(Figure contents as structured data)

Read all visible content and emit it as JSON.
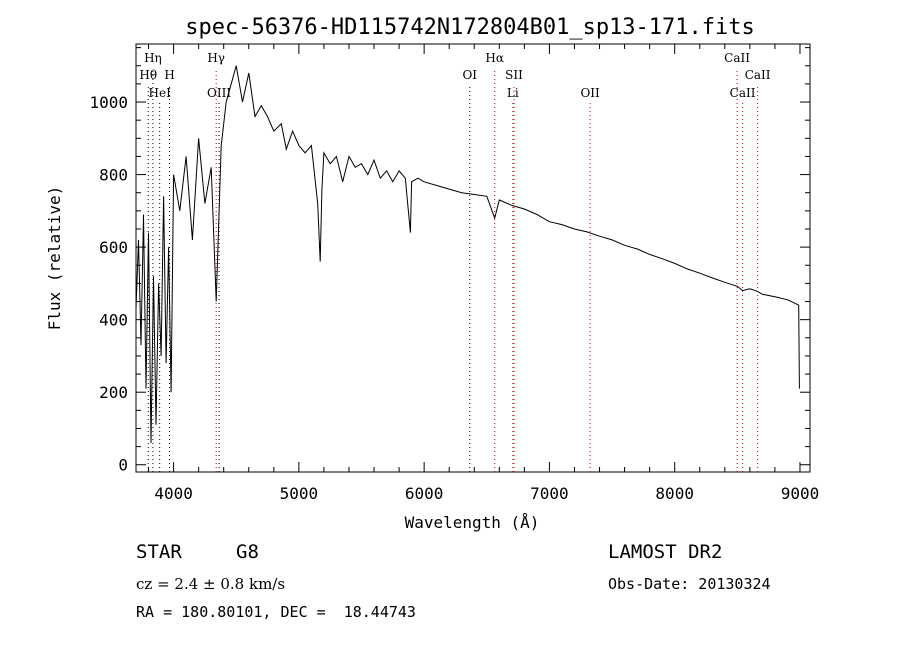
{
  "chart_data": {
    "type": "line",
    "title": "spec-56376-HD115742N172804B01_sp13-171.fits",
    "xlabel": "Wavelength (Å)",
    "ylabel": "Flux (relative)",
    "xlim": [
      3700,
      9080
    ],
    "ylim": [
      -20,
      1160
    ],
    "xticks": [
      4000,
      5000,
      6000,
      7000,
      8000,
      9000
    ],
    "yticks": [
      0,
      200,
      400,
      600,
      800,
      1000
    ],
    "x_tick_labels": [
      "4000",
      "5000",
      "6000",
      "7000",
      "8000",
      "9000"
    ],
    "y_tick_labels": [
      "0",
      "200",
      "400",
      "600",
      "800",
      "1000"
    ],
    "series": [
      {
        "x": [
          3700,
          3720,
          3740,
          3760,
          3780,
          3800,
          3820,
          3840,
          3860,
          3880,
          3900,
          3920,
          3940,
          3960,
          3980,
          4000,
          4050,
          4100,
          4150,
          4200,
          4250,
          4300,
          4340,
          4380,
          4420,
          4460,
          4500,
          4550,
          4600,
          4650,
          4700,
          4750,
          4800,
          4860,
          4900,
          4950,
          5000,
          5050,
          5100,
          5150,
          5170,
          5184,
          5200,
          5250,
          5300,
          5350,
          5400,
          5450,
          5500,
          5550,
          5600,
          5650,
          5700,
          5750,
          5800,
          5850,
          5890,
          5900,
          5950,
          6000,
          6100,
          6200,
          6300,
          6400,
          6500,
          6563,
          6600,
          6700,
          6800,
          6900,
          7000,
          7100,
          7200,
          7300,
          7400,
          7500,
          7600,
          7700,
          7800,
          7900,
          8000,
          8100,
          8200,
          8300,
          8400,
          8500,
          8542,
          8600,
          8662,
          8700,
          8800,
          8900,
          8960,
          8990,
          8995
        ],
        "y": [
          430,
          620,
          330,
          690,
          210,
          640,
          60,
          520,
          110,
          500,
          300,
          740,
          280,
          600,
          200,
          800,
          700,
          850,
          620,
          900,
          720,
          820,
          450,
          880,
          1000,
          1050,
          1100,
          1000,
          1080,
          960,
          990,
          960,
          920,
          940,
          870,
          920,
          880,
          860,
          880,
          720,
          560,
          760,
          860,
          830,
          850,
          780,
          850,
          820,
          830,
          800,
          840,
          790,
          810,
          780,
          810,
          790,
          640,
          780,
          790,
          780,
          770,
          760,
          750,
          745,
          740,
          680,
          730,
          715,
          705,
          690,
          670,
          662,
          650,
          642,
          630,
          620,
          605,
          595,
          580,
          568,
          555,
          540,
          528,
          515,
          503,
          492,
          480,
          485,
          478,
          470,
          463,
          455,
          445,
          440,
          210
        ]
      }
    ],
    "grid": false,
    "line_color": "#000000",
    "marker_line_color_red": "#cc0000",
    "marker_line_color_black": "#000000",
    "spectral_lines": [
      {
        "label": "Hη",
        "x": 3835,
        "row": 1,
        "color": "#000000"
      },
      {
        "label": "Hθ",
        "x": 3798,
        "row": 2,
        "color": "#000000"
      },
      {
        "label": "H",
        "x": 3968,
        "row": 2,
        "color": "#000000"
      },
      {
        "label": "HeI",
        "x": 3889,
        "row": 3,
        "color": "#000000"
      },
      {
        "label": "Hγ",
        "x": 4340,
        "row": 1,
        "color": "#cc0000"
      },
      {
        "label": "OIII",
        "x": 4363,
        "row": 3,
        "color": "#000000"
      },
      {
        "label": "Hα",
        "x": 6563,
        "row": 1,
        "color": "#cc0000"
      },
      {
        "label": "OI",
        "x": 6364,
        "row": 2,
        "color": "#000000"
      },
      {
        "label": "SII",
        "x": 6717,
        "row": 2,
        "color": "#cc0000"
      },
      {
        "label": "Li",
        "x": 6708,
        "row": 3,
        "color": "#cc0000"
      },
      {
        "label": "OII",
        "x": 7325,
        "row": 3,
        "color": "#cc0000"
      },
      {
        "label": "CaII",
        "x": 8498,
        "row": 1,
        "color": "#cc0000"
      },
      {
        "label": "CaII",
        "x": 8662,
        "row": 2,
        "color": "#cc0000"
      },
      {
        "label": "CaII",
        "x": 8542,
        "row": 3,
        "color": "#cc0000"
      }
    ]
  },
  "info": {
    "object_class": "STAR",
    "subclass": "G8",
    "survey": "LAMOST DR2",
    "redshift": "cz = 2.4 ± 0.8 km/s",
    "obs_date": "Obs-Date: 20130324",
    "coords": "RA = 180.80101, DEC =  18.44743"
  }
}
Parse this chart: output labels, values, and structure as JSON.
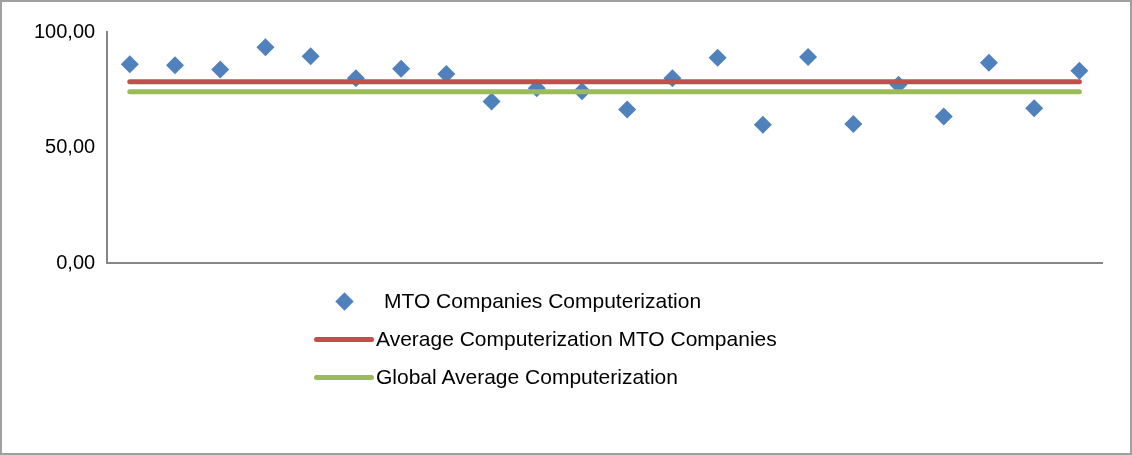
{
  "chart_data": {
    "type": "scatter",
    "categories": [
      null,
      null,
      null,
      null,
      null,
      null,
      null,
      null,
      null,
      null,
      null,
      null,
      null,
      null,
      null,
      null,
      null,
      null,
      null,
      null,
      null,
      null
    ],
    "series": [
      {
        "name": "MTO Companies Computerization",
        "color": "#4f81bd",
        "marker": "diamond",
        "values": [
          86.0,
          85.6,
          83.8,
          93.4,
          89.5,
          80.0,
          84.1,
          81.8,
          69.9,
          75.6,
          74.4,
          66.4,
          80.0,
          88.9,
          59.9,
          89.2,
          60.2,
          77.2,
          63.4,
          86.7,
          67.0,
          83.2
        ]
      },
      {
        "name": "Average Computerization MTO Companies",
        "type": "line",
        "color": "#c0504d",
        "marker": "none",
        "values": [
          78.5,
          78.5,
          78.5,
          78.5,
          78.5,
          78.5,
          78.5,
          78.5,
          78.5,
          78.5,
          78.5,
          78.5,
          78.5,
          78.5,
          78.5,
          78.5,
          78.5,
          78.5,
          78.5,
          78.5,
          78.5,
          78.5
        ]
      },
      {
        "name": "Global Average Computerization",
        "type": "line",
        "color": "#9bbb59",
        "marker": "none",
        "values": [
          74.1,
          74.1,
          74.1,
          74.1,
          74.1,
          74.1,
          74.1,
          74.1,
          74.1,
          74.1,
          74.1,
          74.1,
          74.1,
          74.1,
          74.1,
          74.1,
          74.1,
          74.1,
          74.1,
          74.1,
          74.1,
          74.1
        ]
      }
    ],
    "ylim": [
      0,
      100
    ],
    "yticks": [
      {
        "value": 0,
        "label": "0,00"
      },
      {
        "value": 50,
        "label": "50,00"
      },
      {
        "value": 100,
        "label": "100,00"
      }
    ],
    "grid": false,
    "legend": "bottom",
    "tick_labels": "y"
  }
}
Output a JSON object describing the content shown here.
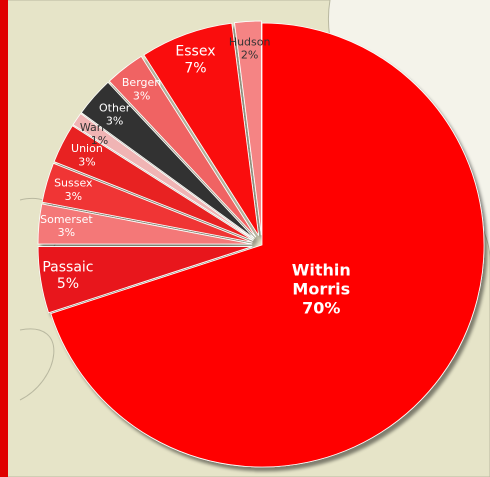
{
  "chart_data": {
    "type": "pie",
    "categories": [
      "Within Morris",
      "Passaic",
      "Somerset",
      "Sussex",
      "Union",
      "Warren",
      "Other",
      "Bergen",
      "Essex",
      "Hudson"
    ],
    "values": [
      70,
      5,
      3,
      3,
      3,
      1,
      3,
      3,
      7,
      2
    ],
    "value_labels": [
      "70%",
      "5%",
      "3%",
      "3%",
      "3%",
      "1%",
      "3%",
      "3%",
      "7%",
      "2%"
    ],
    "colors": [
      "#ff0000",
      "#e8141c",
      "#f47878",
      "#f03434",
      "#e82424",
      "#f0b4b4",
      "#333333",
      "#f06464",
      "#fa1010",
      "#f58484"
    ]
  }
}
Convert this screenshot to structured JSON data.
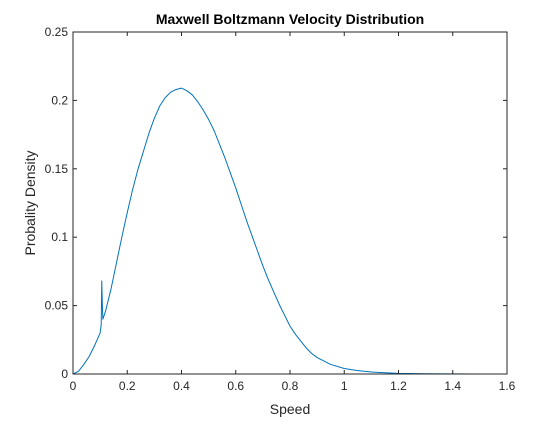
{
  "chart_data": {
    "type": "line",
    "title": "Maxwell Boltzmann Velocity Distribution",
    "xlabel": "Speed",
    "ylabel": "Probality Density",
    "xlim": [
      0,
      1.6
    ],
    "ylim": [
      0,
      0.25
    ],
    "xticks": [
      0,
      0.2,
      0.4,
      0.6,
      0.8,
      1,
      1.2,
      1.4,
      1.6
    ],
    "xtick_labels": [
      "0",
      "0.2",
      "0.4",
      "0.6",
      "0.8",
      "1",
      "1.2",
      "1.4",
      "1.6"
    ],
    "yticks": [
      0,
      0.05,
      0.1,
      0.15,
      0.2,
      0.25
    ],
    "ytick_labels": [
      "0",
      "0.05",
      "0.1",
      "0.15",
      "0.2",
      "0.25"
    ],
    "grid": false,
    "legend": "none",
    "line_color": "#0072BD",
    "series": [
      {
        "x": [
          0,
          0.02,
          0.04,
          0.06,
          0.08,
          0.1,
          0.104,
          0.106,
          0.108,
          0.11,
          0.12,
          0.14,
          0.16,
          0.18,
          0.2,
          0.22,
          0.24,
          0.26,
          0.28,
          0.3,
          0.32,
          0.34,
          0.36,
          0.38,
          0.4,
          0.42,
          0.44,
          0.46,
          0.48,
          0.5,
          0.52,
          0.54,
          0.56,
          0.58,
          0.6,
          0.62,
          0.64,
          0.66,
          0.68,
          0.7,
          0.72,
          0.74,
          0.76,
          0.78,
          0.8,
          0.82,
          0.84,
          0.86,
          0.88,
          0.9,
          0.95,
          1.0,
          1.05,
          1.1,
          1.15,
          1.2,
          1.3,
          1.4,
          1.5,
          1.55
        ],
        "y": [
          0,
          0.002,
          0.007,
          0.013,
          0.021,
          0.03,
          0.036,
          0.068,
          0.052,
          0.04,
          0.046,
          0.062,
          0.081,
          0.1,
          0.118,
          0.135,
          0.15,
          0.163,
          0.176,
          0.187,
          0.196,
          0.202,
          0.206,
          0.208,
          0.209,
          0.207,
          0.204,
          0.199,
          0.193,
          0.186,
          0.178,
          0.168,
          0.158,
          0.147,
          0.136,
          0.124,
          0.112,
          0.101,
          0.09,
          0.079,
          0.069,
          0.06,
          0.051,
          0.043,
          0.035,
          0.029,
          0.024,
          0.019,
          0.015,
          0.012,
          0.007,
          0.004,
          0.0025,
          0.0015,
          0.0009,
          0.0005,
          0.0002,
          0.0001,
          3e-05,
          0
        ]
      }
    ]
  }
}
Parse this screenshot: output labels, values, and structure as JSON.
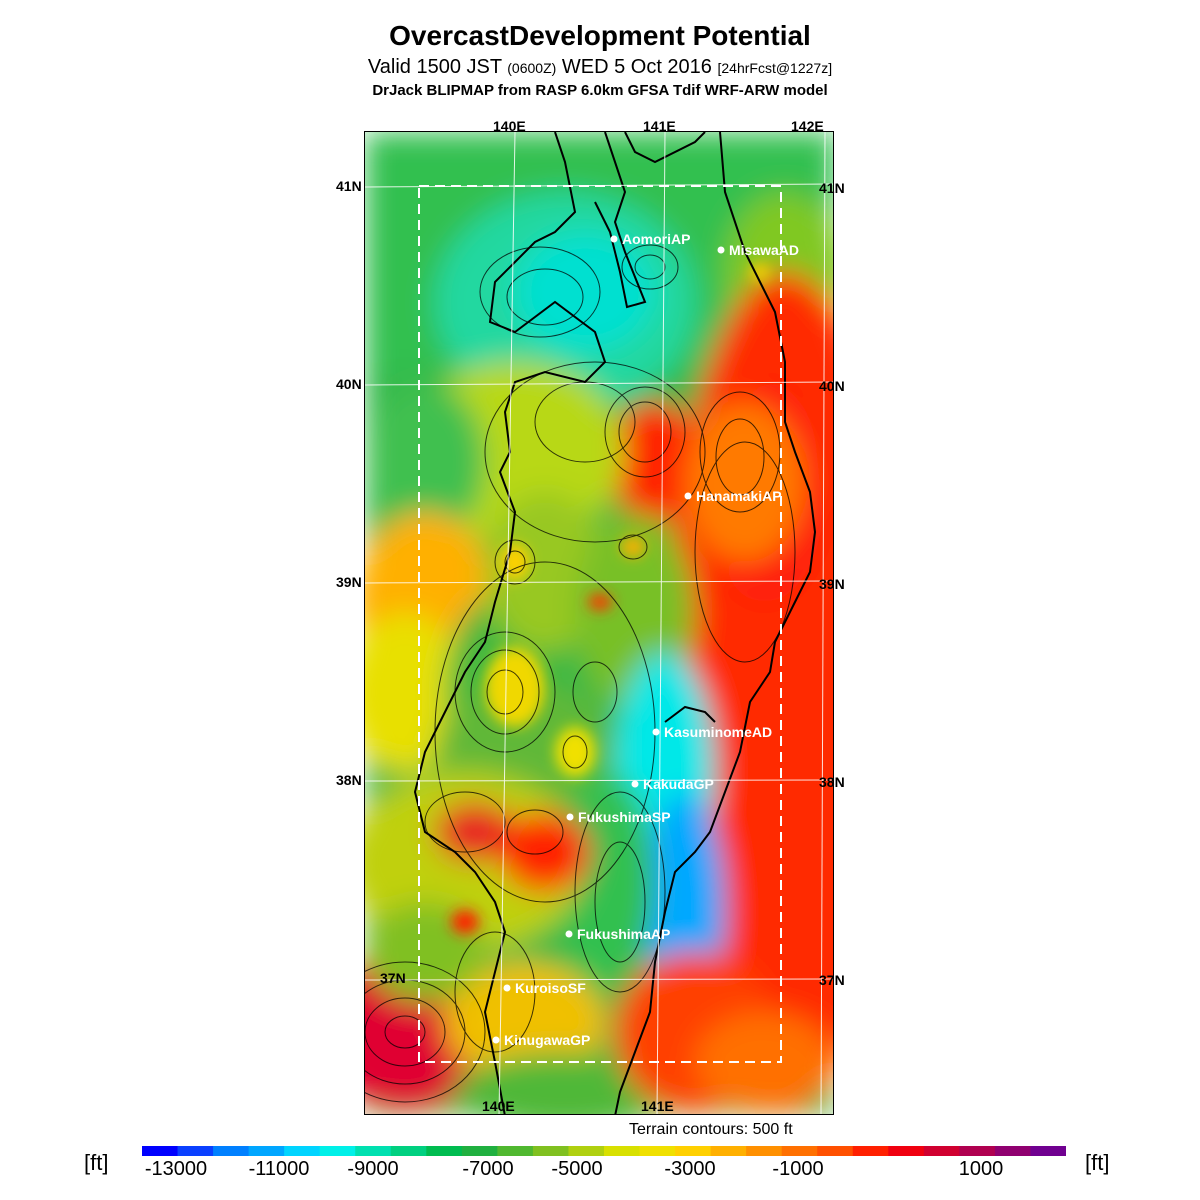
{
  "header": {
    "title": "OvercastDevelopment Potential",
    "valid_prefix": "Valid 1500 JST",
    "valid_utc": "(0600Z)",
    "valid_date": "WED 5 Oct 2016",
    "forecast": "[24hrFcst@1227z]",
    "model": "DrJack BLIPMAP from RASP 6.0km GFSA Tdif WRF-ARW model"
  },
  "map": {
    "lon_labels": [
      "140E",
      "141E",
      "142E"
    ],
    "lat_labels": [
      "41N",
      "40N",
      "39N",
      "38N",
      "37N"
    ],
    "stations": [
      {
        "name": "AomoriAP"
      },
      {
        "name": "MisawaAD"
      },
      {
        "name": "HanamakiAP"
      },
      {
        "name": "KasuminomeAD"
      },
      {
        "name": "KakudaGP"
      },
      {
        "name": "FukushimaSP"
      },
      {
        "name": "FukushimaAP"
      },
      {
        "name": "KuroisoSF"
      },
      {
        "name": "KinugawaGP"
      }
    ],
    "terrain_note": "Terrain contours: 500 ft"
  },
  "colorbar": {
    "unit": "[ft]",
    "tick_labels": [
      "-13000",
      "-11000",
      "-9000",
      "-7000",
      "-5000",
      "-3000",
      "-1000",
      "1000"
    ],
    "colors": [
      "#0000ff",
      "#0a40ff",
      "#0080ff",
      "#00a6ff",
      "#00d4ff",
      "#00f0e8",
      "#00e0b0",
      "#00d080",
      "#00bc50",
      "#20b040",
      "#50b830",
      "#80c020",
      "#b0d010",
      "#d8e000",
      "#f0e000",
      "#ffd000",
      "#ffb000",
      "#ff9000",
      "#ff7000",
      "#ff5000",
      "#ff2000",
      "#f00010",
      "#d00030",
      "#b00050",
      "#900070",
      "#700090"
    ]
  }
}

Work to be completed → Identify every line above with the string "screenshot" in it. Copy those lines.

Response below →
Convert this screenshot to structured JSON data.
Parse this screenshot: output labels, values, and structure as JSON.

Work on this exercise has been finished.